What you have to do. Scan the data for "emploi" and copy the lines it appears in.

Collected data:

--- begin ---

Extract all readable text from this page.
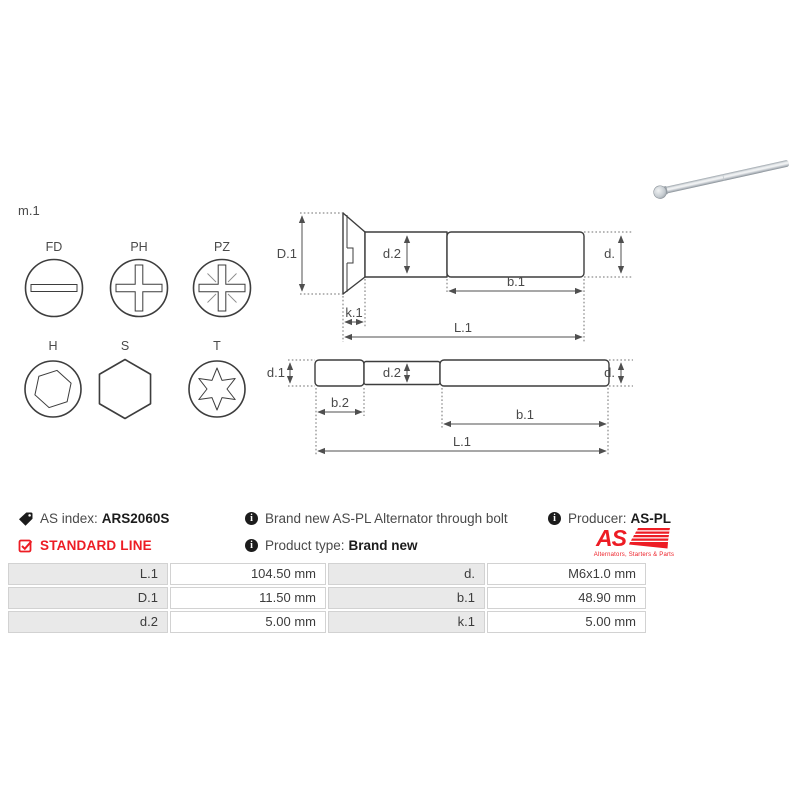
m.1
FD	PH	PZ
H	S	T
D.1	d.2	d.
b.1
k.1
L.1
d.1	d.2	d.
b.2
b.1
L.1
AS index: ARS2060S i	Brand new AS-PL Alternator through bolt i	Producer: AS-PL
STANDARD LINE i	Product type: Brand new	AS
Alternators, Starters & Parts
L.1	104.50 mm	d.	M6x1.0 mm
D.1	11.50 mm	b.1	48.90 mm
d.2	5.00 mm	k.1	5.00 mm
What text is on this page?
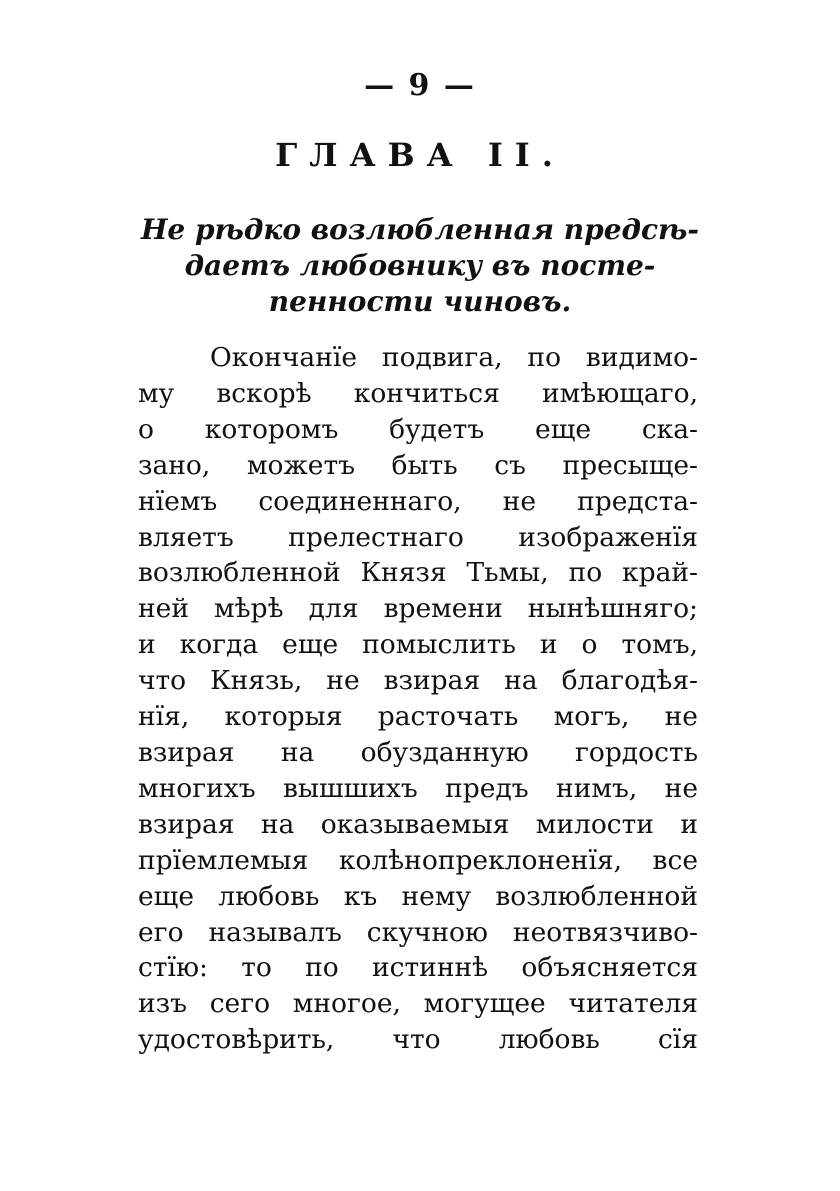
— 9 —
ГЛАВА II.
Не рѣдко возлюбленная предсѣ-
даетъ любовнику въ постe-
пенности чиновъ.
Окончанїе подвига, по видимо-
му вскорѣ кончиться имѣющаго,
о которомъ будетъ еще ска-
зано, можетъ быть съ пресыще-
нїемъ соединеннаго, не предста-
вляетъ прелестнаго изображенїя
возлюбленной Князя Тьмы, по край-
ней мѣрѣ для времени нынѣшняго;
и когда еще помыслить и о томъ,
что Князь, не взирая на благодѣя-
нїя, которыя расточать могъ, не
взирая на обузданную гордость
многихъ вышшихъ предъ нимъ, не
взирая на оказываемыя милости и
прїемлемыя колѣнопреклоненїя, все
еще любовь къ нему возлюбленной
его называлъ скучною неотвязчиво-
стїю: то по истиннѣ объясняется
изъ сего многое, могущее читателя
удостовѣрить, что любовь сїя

--- end ---
--- begin ---

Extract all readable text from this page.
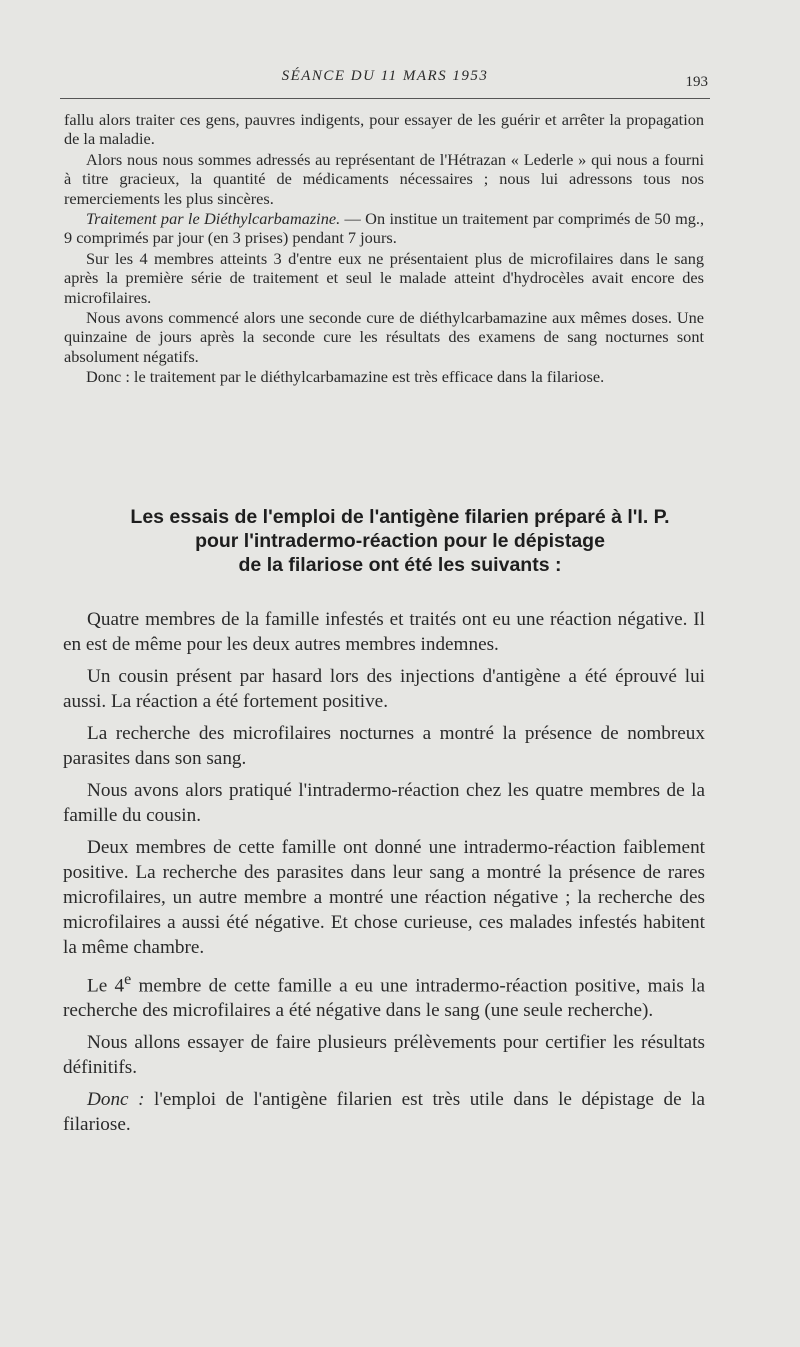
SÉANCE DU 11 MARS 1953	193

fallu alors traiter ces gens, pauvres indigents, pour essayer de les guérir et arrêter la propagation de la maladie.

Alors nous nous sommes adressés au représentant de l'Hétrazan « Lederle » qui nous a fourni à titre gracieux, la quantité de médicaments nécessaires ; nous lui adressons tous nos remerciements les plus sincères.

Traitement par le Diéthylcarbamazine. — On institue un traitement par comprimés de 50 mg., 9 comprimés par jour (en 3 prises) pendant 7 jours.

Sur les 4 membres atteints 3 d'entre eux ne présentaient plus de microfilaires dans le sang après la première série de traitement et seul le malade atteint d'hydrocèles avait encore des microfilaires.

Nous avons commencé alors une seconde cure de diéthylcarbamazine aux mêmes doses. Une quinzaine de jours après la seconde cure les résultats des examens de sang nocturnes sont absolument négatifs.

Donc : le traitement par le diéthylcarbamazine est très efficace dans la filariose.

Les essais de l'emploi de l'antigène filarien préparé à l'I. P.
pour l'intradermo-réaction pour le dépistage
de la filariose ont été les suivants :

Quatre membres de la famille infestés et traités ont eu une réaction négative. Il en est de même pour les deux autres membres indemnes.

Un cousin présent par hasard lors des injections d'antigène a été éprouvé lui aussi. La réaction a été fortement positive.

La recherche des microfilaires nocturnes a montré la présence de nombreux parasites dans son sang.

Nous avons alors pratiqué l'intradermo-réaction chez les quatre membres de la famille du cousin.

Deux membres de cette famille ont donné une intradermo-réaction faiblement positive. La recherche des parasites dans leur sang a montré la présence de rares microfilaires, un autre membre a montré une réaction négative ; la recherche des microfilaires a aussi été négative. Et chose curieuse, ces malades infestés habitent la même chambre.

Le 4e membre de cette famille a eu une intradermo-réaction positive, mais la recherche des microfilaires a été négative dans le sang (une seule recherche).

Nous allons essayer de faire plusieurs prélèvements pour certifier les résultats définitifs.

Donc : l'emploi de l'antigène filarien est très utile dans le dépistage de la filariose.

--- end ---

Full answer.
Les essais de l'emploi de l'antigène filarien préparé à l'I. P.
Donc : l'emploi de l'antigène filarien est très utile dans le dépistage de la filariose.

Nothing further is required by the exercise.